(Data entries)
....

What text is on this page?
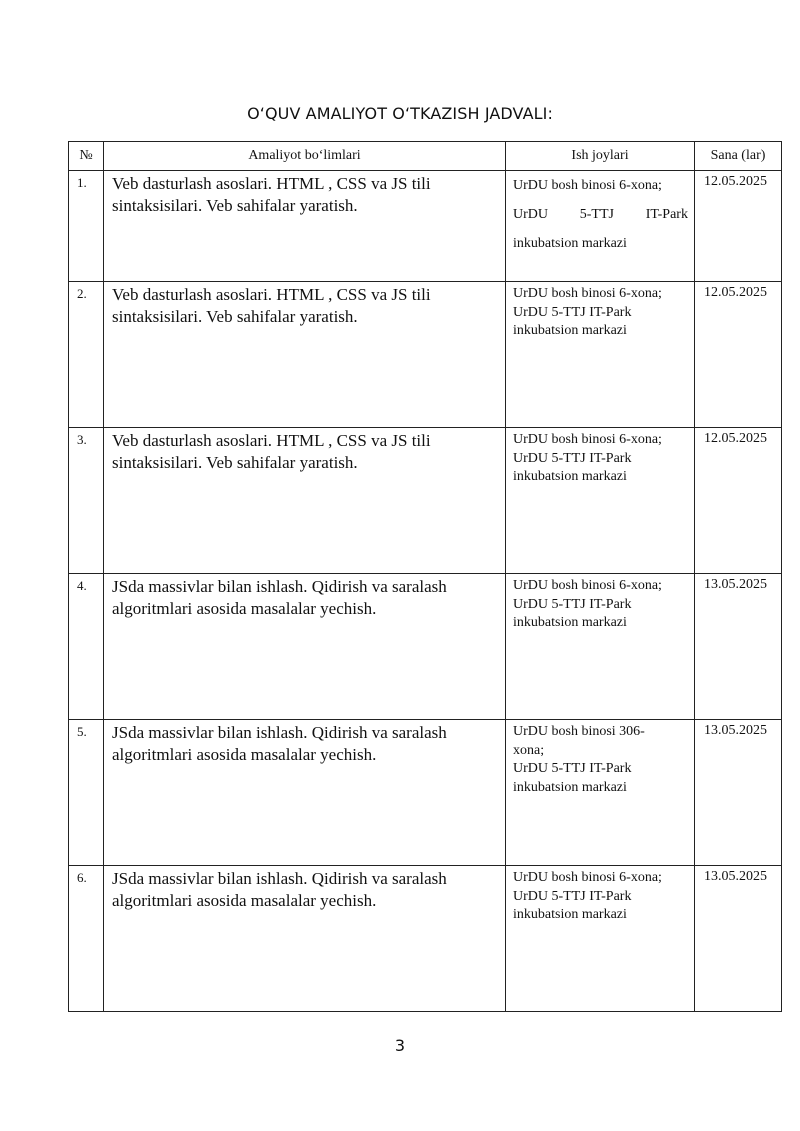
O‘QUV AMALIYOT O‘TKAZISH JADVALI:
№	Amaliyot bo‘limlari	Ish joylari	Sana (lar)

1.	Veb dasturlash asoslari. HTML , CSS va JS tili
sintaksisilari. Veb sahifalar yaratish.	UrDU bosh binosi 6-xona;
UrDU 5-TTJ IT-Park
inkubatsion markazi	12.05.2025
2.	Veb dasturlash asoslari. HTML , CSS va JS tili
sintaksisilari. Veb sahifalar yaratish.	UrDU bosh binosi 6-xona;
UrDU 5-TTJ IT-Park
inkubatsion markazi	12.05.2025
3.	Veb dasturlash asoslari. HTML , CSS va JS tili
sintaksisilari. Veb sahifalar yaratish.	UrDU bosh binosi 6-xona;
UrDU 5-TTJ IT-Park
inkubatsion markazi	12.05.2025
4.	JSda massivlar bilan ishlash. Qidirish va saralash
algoritmlari asosida masalalar yechish.	UrDU bosh binosi 6-xona;
UrDU 5-TTJ IT-Park
inkubatsion markazi	13.05.2025
5.	JSda massivlar bilan ishlash. Qidirish va saralash
algoritmlari asosida masalalar yechish.	UrDU bosh binosi 306-
xona;
UrDU 5-TTJ IT-Park
inkubatsion markazi	13.05.2025
6.	JSda massivlar bilan ishlash. Qidirish va saralash
algoritmlari asosida masalalar yechish.	UrDU bosh binosi 6-xona;
UrDU 5-TTJ IT-Park
inkubatsion markazi	13.05.2025
3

....

__Given problem__. Using the listing above, list every line in which the string "HTML" occurs.

__Output for this exercise__.
1.	Veb dasturlash asoslari. HTML , CSS va JS tili
2.	Veb dasturlash asoslari. HTML , CSS va JS tili
3.	Veb dasturlash asoslari. HTML , CSS va JS tili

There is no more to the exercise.